■ Records provided:
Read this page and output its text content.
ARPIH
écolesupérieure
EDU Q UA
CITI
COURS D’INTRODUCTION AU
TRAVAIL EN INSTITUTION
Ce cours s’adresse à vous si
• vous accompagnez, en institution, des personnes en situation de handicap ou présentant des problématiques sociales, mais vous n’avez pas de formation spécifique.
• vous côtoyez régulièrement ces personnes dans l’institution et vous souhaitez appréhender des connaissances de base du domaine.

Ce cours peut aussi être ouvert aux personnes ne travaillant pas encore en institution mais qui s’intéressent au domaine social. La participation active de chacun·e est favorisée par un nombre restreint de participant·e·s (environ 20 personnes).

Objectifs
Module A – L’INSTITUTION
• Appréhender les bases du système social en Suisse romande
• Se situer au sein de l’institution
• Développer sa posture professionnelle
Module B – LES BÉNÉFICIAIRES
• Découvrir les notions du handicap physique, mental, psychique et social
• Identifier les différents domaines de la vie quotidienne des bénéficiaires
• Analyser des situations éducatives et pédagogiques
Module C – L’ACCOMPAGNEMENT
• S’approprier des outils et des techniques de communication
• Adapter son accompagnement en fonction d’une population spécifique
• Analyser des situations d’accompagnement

■ Your task: Track down all lines above with the string "mais" and copy them.

■ Output:
• vous accompagnez, en institution, des personnes en situation de handicap ou présentant des problématiques sociales, mais vous n’avez pas de formation spécifique.
Ce cours peut aussi être ouvert aux personnes ne travaillant pas encore en institution mais qui s’intéressent au domaine social. La participation active de chacun·e est favorisée par un nombre restreint de participant·e·s (environ 20 personnes).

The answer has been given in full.